### WHAT IS ASKED
Find and copy each line of the records where the string "Growth" shows up.

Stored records

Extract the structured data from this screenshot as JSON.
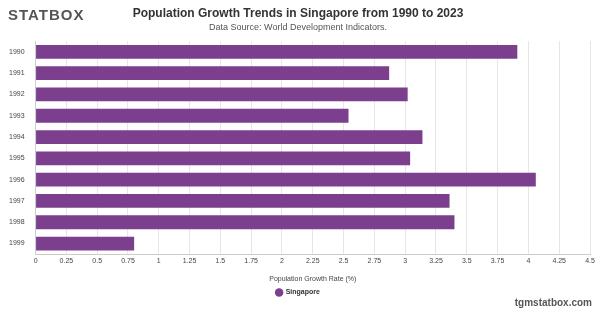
{
  "chart_data": {
    "type": "bar",
    "orientation": "horizontal",
    "title": "Population Growth Trends in Singapore from 1990 to 2023",
    "subtitle": "Data Source: World Development Indicators.",
    "logo": "STATBOX",
    "watermark": "tgmstatbox.com",
    "x_label": "Population Growth Rate (%)",
    "categories": [
      "1990",
      "1991",
      "1992",
      "1993",
      "1994",
      "1995",
      "1996",
      "1997",
      "1998",
      "1999"
    ],
    "series": [
      {
        "name": "Singapore",
        "color": "#7b3f8e",
        "values": [
          3.91,
          2.87,
          3.02,
          2.54,
          3.14,
          3.04,
          4.06,
          3.36,
          3.4,
          0.8
        ]
      }
    ],
    "xlim": [
      0,
      4.5
    ],
    "xticks": [
      0,
      0.25,
      0.5,
      0.75,
      1,
      1.25,
      1.5,
      1.75,
      2,
      2.25,
      2.5,
      2.75,
      3,
      3.25,
      3.5,
      3.75,
      4,
      4.25,
      4.5
    ],
    "grid": true,
    "legend": "bottom"
  }
}
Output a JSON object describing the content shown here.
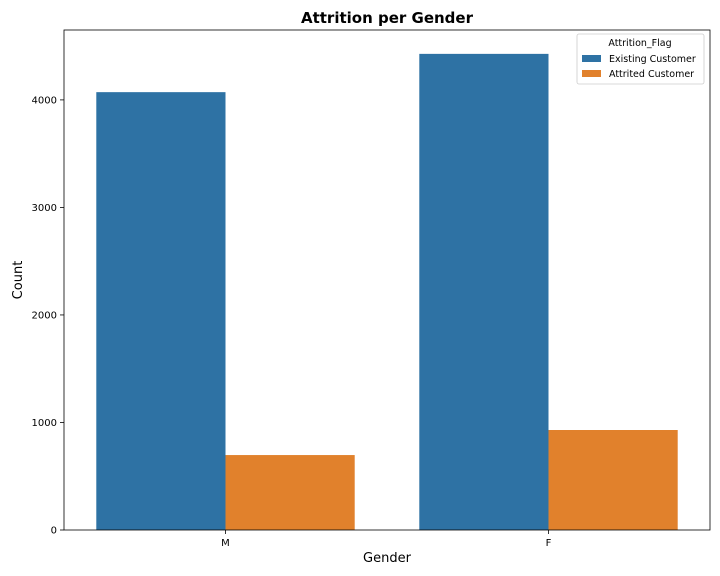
{
  "chart_data": {
    "type": "bar",
    "title": "Attrition per Gender",
    "xlabel": "Gender",
    "ylabel": "Count",
    "categories": [
      "M",
      "F"
    ],
    "series": [
      {
        "name": "Existing Customer",
        "values": [
          4072,
          4428
        ],
        "color": "#2e72a4"
      },
      {
        "name": "Attrited Customer",
        "values": [
          697,
          930
        ],
        "color": "#e1812c"
      }
    ],
    "ylim": [
      0,
      4650
    ],
    "yticks": [
      0,
      1000,
      2000,
      3000,
      4000
    ],
    "grid": false,
    "legend": {
      "title": "Attrition_Flag",
      "position": "top-right"
    }
  }
}
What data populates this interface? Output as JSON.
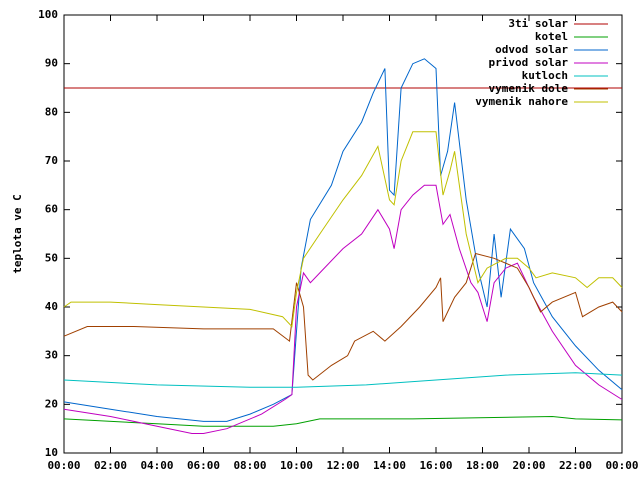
{
  "chart_data": {
    "type": "line",
    "y_label": "teplota ve C",
    "xlim": [
      0,
      24
    ],
    "xticks": [
      {
        "value": 0,
        "label": "00:00"
      },
      {
        "value": 2,
        "label": "02:00"
      },
      {
        "value": 4,
        "label": "04:00"
      },
      {
        "value": 6,
        "label": "06:00"
      },
      {
        "value": 8,
        "label": "08:00"
      },
      {
        "value": 10,
        "label": "10:00"
      },
      {
        "value": 12,
        "label": "12:00"
      },
      {
        "value": 14,
        "label": "14:00"
      },
      {
        "value": 16,
        "label": "16:00"
      },
      {
        "value": 18,
        "label": "18:00"
      },
      {
        "value": 20,
        "label": "20:00"
      },
      {
        "value": 22,
        "label": "22:00"
      },
      {
        "value": 24,
        "label": "00:00"
      }
    ],
    "ylim": [
      10,
      100
    ],
    "yticks": [
      10,
      20,
      30,
      40,
      50,
      60,
      70,
      80,
      90,
      100
    ],
    "legend": "top-right",
    "series": [
      {
        "name": "3ti solar",
        "color": "#b00000",
        "x": [
          0,
          24
        ],
        "values": [
          85,
          85
        ]
      },
      {
        "name": "kotel",
        "color": "#00a000",
        "x": [
          0,
          4,
          6,
          9,
          10,
          11,
          15,
          21,
          22,
          24
        ],
        "values": [
          17,
          16,
          15.5,
          15.5,
          16,
          17,
          17,
          17.5,
          17,
          16.8
        ]
      },
      {
        "name": "odvod solar",
        "color": "#0066cc",
        "x": [
          0,
          2,
          4,
          6,
          7,
          8,
          9,
          9.8,
          10.2,
          10.6,
          11.5,
          12,
          12.8,
          13.3,
          13.8,
          14,
          14.2,
          14.5,
          15,
          15.5,
          16,
          16.2,
          16.5,
          16.8,
          17.3,
          17.8,
          18.2,
          18.5,
          18.8,
          19.2,
          19.8,
          20.2,
          21,
          22,
          23,
          24
        ],
        "values": [
          20.5,
          19,
          17.5,
          16.5,
          16.5,
          18,
          20,
          22,
          48,
          58,
          65,
          72,
          78,
          84,
          89,
          64,
          63,
          85,
          90,
          91,
          89,
          67,
          72,
          82,
          62,
          48,
          40,
          55,
          42,
          56,
          52,
          45,
          38,
          32,
          27,
          23
        ]
      },
      {
        "name": "privod solar",
        "color": "#c000c0",
        "x": [
          0,
          2,
          4,
          5.5,
          6,
          7,
          8.5,
          9.5,
          9.8,
          10,
          10.3,
          10.6,
          11,
          12,
          12.8,
          13.5,
          14,
          14.2,
          14.5,
          15,
          15.5,
          16,
          16.3,
          16.6,
          17,
          17.5,
          17.8,
          18.2,
          18.5,
          19,
          19.5,
          20.2,
          21,
          22,
          23,
          24
        ],
        "values": [
          19,
          17.5,
          15.5,
          14,
          14,
          15,
          18,
          21,
          22,
          40,
          47,
          45,
          47,
          52,
          55,
          60,
          56,
          52,
          60,
          63,
          65,
          65,
          57,
          59,
          52,
          45,
          43,
          37,
          45,
          48,
          49,
          42,
          35,
          28,
          24,
          21
        ]
      },
      {
        "name": "kutloch",
        "color": "#00c0c0",
        "x": [
          0,
          4,
          8,
          10,
          13,
          16,
          19,
          22,
          24
        ],
        "values": [
          25,
          24,
          23.5,
          23.5,
          24,
          25,
          26,
          26.5,
          26
        ]
      },
      {
        "name": "vymenik dole",
        "color": "#a04000",
        "x": [
          0,
          1,
          3,
          6,
          8,
          9,
          9.7,
          10,
          10.3,
          10.5,
          10.7,
          11.5,
          12.2,
          12.5,
          13.3,
          13.8,
          14.5,
          15.3,
          16,
          16.2,
          16.3,
          16.8,
          17.3,
          17.7,
          18.5,
          19.5,
          20,
          20.5,
          21,
          22,
          22.3,
          23,
          23.6,
          24
        ],
        "values": [
          34,
          36,
          36,
          35.5,
          35.5,
          35.5,
          33,
          45,
          40,
          26,
          25,
          28,
          30,
          33,
          35,
          33,
          36,
          40,
          44,
          46,
          37,
          42,
          45,
          51,
          50,
          48,
          44,
          39,
          41,
          43,
          38,
          40,
          41,
          39
        ]
      },
      {
        "name": "vymenik nahore",
        "color": "#c0c000",
        "x": [
          0,
          0.3,
          2,
          4,
          6,
          8,
          9.4,
          9.8,
          10,
          10.3,
          11,
          12,
          12.8,
          13.5,
          14,
          14.2,
          14.5,
          15,
          16,
          16.3,
          16.6,
          16.8,
          17.3,
          17.8,
          18.2,
          19,
          19.5,
          20,
          20.3,
          21,
          22,
          22.5,
          23,
          23.6,
          24
        ],
        "values": [
          40,
          41,
          41,
          40.5,
          40,
          39.5,
          38,
          36,
          43,
          50,
          55,
          62,
          67,
          73,
          62,
          61,
          70,
          76,
          76,
          63,
          68,
          72,
          55,
          45,
          48,
          50,
          50,
          48,
          46,
          47,
          46,
          44,
          46,
          46,
          44
        ]
      }
    ]
  }
}
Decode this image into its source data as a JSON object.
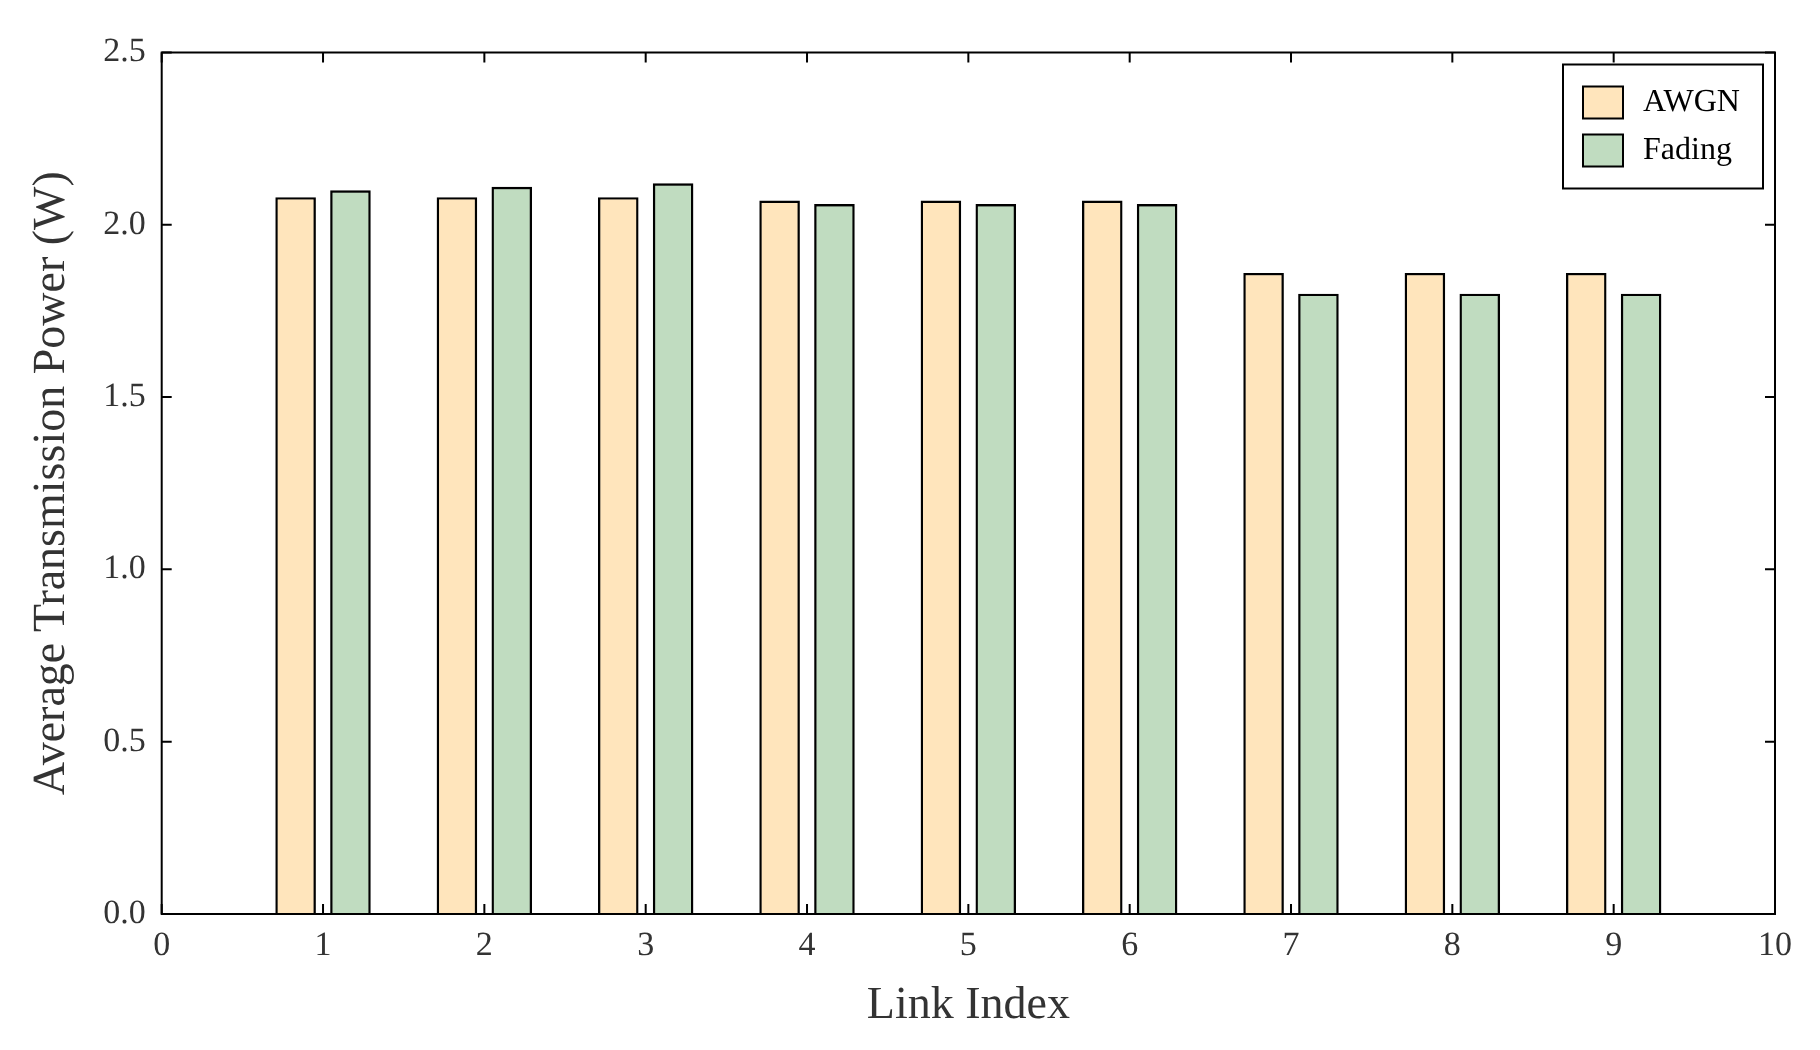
{
  "chart_data": {
    "type": "bar",
    "xlabel": "Link Index",
    "ylabel": "Average Transmission Power (W)",
    "x": [
      1,
      2,
      3,
      4,
      5,
      6,
      7,
      8,
      9
    ],
    "series": [
      {
        "name": "AWGN",
        "color": "#ffaa22",
        "values": [
          2.08,
          2.08,
          2.08,
          2.07,
          2.07,
          2.07,
          1.86,
          1.86,
          1.86
        ]
      },
      {
        "name": "Fading",
        "color": "#2e8b2e",
        "values": [
          2.1,
          2.11,
          2.12,
          2.06,
          2.06,
          2.06,
          1.8,
          1.8,
          1.8
        ]
      }
    ],
    "xlim": [
      0,
      10
    ],
    "xticks": [
      0,
      1,
      2,
      3,
      4,
      5,
      6,
      7,
      8,
      9,
      10
    ],
    "ylim": [
      0,
      2.5
    ],
    "yticks": [
      {
        "value": 0,
        "label": "0.0"
      },
      {
        "value": 0.5,
        "label": "0.5"
      },
      {
        "value": 1,
        "label": "1.0"
      },
      {
        "value": 1.5,
        "label": "1.5"
      },
      {
        "value": 2,
        "label": "2.0"
      },
      {
        "value": 2.5,
        "label": "2.5"
      }
    ],
    "grid": false,
    "legend": "top right"
  }
}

### OUTPUT OF THE TASK
    "title": "Population Growth Trends in Singapore from 1990 to 2023",
    "x_label": "Population Growth Rate (%)",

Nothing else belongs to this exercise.